▶ [Input records]:

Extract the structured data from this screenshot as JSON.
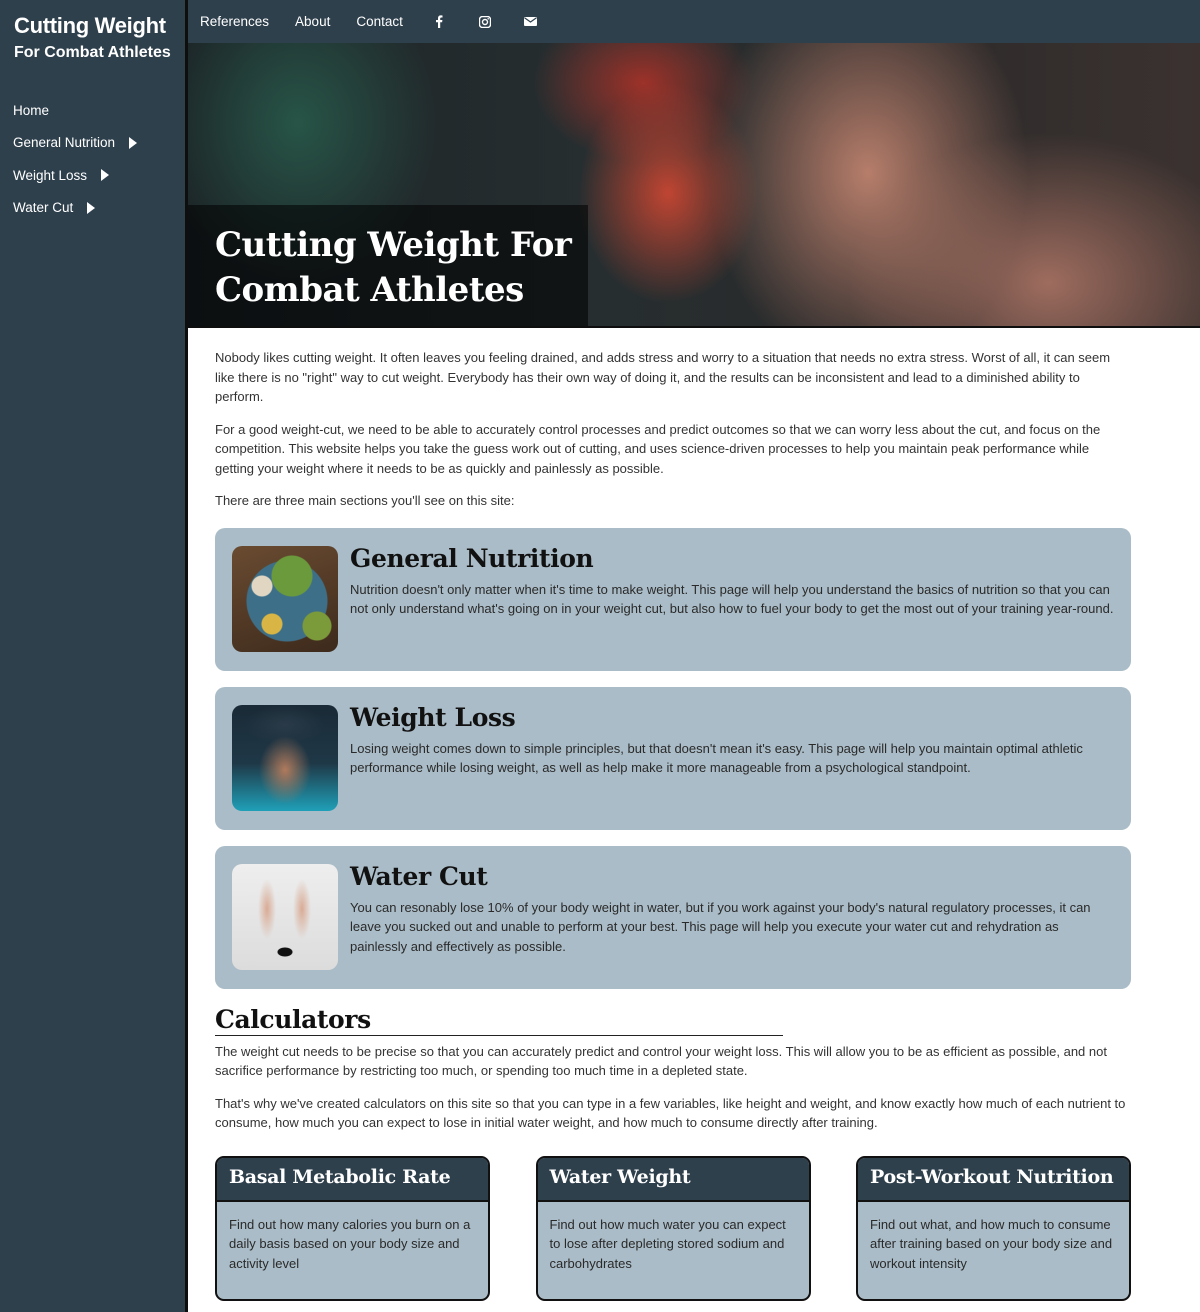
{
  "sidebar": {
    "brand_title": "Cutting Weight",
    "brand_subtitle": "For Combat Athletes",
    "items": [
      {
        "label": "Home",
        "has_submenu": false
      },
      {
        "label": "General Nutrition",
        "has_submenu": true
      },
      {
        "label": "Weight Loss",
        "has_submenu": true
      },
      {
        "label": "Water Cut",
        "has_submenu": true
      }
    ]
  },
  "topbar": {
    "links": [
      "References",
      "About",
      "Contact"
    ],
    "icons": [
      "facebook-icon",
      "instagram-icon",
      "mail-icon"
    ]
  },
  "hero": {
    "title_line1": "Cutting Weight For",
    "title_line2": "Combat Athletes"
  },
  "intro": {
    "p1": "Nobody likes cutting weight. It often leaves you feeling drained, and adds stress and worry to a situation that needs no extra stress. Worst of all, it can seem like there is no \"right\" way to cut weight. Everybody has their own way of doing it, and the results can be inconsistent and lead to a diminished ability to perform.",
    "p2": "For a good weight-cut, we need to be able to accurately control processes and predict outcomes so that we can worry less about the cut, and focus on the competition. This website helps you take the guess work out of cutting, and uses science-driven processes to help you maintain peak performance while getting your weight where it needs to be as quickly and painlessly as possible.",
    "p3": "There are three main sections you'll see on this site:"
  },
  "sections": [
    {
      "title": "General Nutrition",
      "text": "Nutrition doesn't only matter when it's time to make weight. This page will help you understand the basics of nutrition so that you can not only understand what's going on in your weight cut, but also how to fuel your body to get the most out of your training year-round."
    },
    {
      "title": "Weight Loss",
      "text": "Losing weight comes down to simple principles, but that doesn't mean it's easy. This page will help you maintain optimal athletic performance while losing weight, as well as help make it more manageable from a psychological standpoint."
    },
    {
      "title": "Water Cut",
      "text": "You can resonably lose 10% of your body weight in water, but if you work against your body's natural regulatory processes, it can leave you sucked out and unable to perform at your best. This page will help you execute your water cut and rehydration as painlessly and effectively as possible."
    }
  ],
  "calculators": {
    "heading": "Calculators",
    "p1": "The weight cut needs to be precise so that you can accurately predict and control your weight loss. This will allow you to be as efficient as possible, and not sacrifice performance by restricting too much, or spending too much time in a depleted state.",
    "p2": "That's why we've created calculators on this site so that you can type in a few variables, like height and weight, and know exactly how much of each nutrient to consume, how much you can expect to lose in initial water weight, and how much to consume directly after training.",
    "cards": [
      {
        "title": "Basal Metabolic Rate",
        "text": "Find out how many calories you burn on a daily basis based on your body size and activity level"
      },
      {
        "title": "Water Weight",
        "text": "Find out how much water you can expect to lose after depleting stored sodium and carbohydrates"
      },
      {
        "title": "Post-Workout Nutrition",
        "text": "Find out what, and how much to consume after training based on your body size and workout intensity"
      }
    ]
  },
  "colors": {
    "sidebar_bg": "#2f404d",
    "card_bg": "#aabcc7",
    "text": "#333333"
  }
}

▶ [Short exercise]:
Without the pictures, return all the records precisely as they stand.

▶ [Exercise solution]:
Extract the structured data from this screenshot as JSON.
{
  "sidebar": {
    "brand_title": "Cutting Weight",
    "brand_subtitle": "For Combat Athletes",
    "items": [
      {
        "label": "Home",
        "has_submenu": false
      },
      {
        "label": "General Nutrition",
        "has_submenu": true
      },
      {
        "label": "Weight Loss",
        "has_submenu": true
      },
      {
        "label": "Water Cut",
        "has_submenu": true
      }
    ]
  },
  "topbar": {
    "links": [
      "References",
      "About",
      "Contact"
    ],
    "icons": [
      "facebook-icon",
      "instagram-icon",
      "mail-icon"
    ]
  },
  "hero": {
    "title_line1": "Cutting Weight For",
    "title_line2": "Combat Athletes"
  },
  "intro": {
    "p1": "Nobody likes cutting weight. It often leaves you feeling drained, and adds stress and worry to a situation that needs no extra stress. Worst of all, it can seem like there is no \"right\" way to cut weight. Everybody has their own way of doing it, and the results can be inconsistent and lead to a diminished ability to perform.",
    "p2": "For a good weight-cut, we need to be able to accurately control processes and predict outcomes so that we can worry less about the cut, and focus on the competition. This website helps you take the guess work out of cutting, and uses science-driven processes to help you maintain peak performance while getting your weight where it needs to be as quickly and painlessly as possible.",
    "p3": "There are three main sections you'll see on this site:"
  },
  "sections": [
    {
      "title": "General Nutrition",
      "text": "Nutrition doesn't only matter when it's time to make weight. This page will help you understand the basics of nutrition so that you can not only understand what's going on in your weight cut, but also how to fuel your body to get the most out of your training year-round."
    },
    {
      "title": "Weight Loss",
      "text": "Losing weight comes down to simple principles, but that doesn't mean it's easy. This page will help you maintain optimal athletic performance while losing weight, as well as help make it more manageable from a psychological standpoint."
    },
    {
      "title": "Water Cut",
      "text": "You can resonably lose 10% of your body weight in water, but if you work against your body's natural regulatory processes, it can leave you sucked out and unable to perform at your best. This page will help you execute your water cut and rehydration as painlessly and effectively as possible."
    }
  ],
  "calculators": {
    "heading": "Calculators",
    "p1": "The weight cut needs to be precise so that you can accurately predict and control your weight loss. This will allow you to be as efficient as possible, and not sacrifice performance by restricting too much, or spending too much time in a depleted state.",
    "p2": "That's why we've created calculators on this site so that you can type in a few variables, like height and weight, and know exactly how much of each nutrient to consume, how much you can expect to lose in initial water weight, and how much to consume directly after training.",
    "cards": [
      {
        "title": "Basal Metabolic Rate",
        "text": "Find out how many calories you burn on a daily basis based on your body size and activity level"
      },
      {
        "title": "Water Weight",
        "text": "Find out how much water you can expect to lose after depleting stored sodium and carbohydrates"
      },
      {
        "title": "Post-Workout Nutrition",
        "text": "Find out what, and how much to consume after training based on your body size and workout intensity"
      }
    ]
  },
  "colors": {
    "sidebar_bg": "#2f404d",
    "card_bg": "#aabcc7",
    "text": "#333333"
  }
}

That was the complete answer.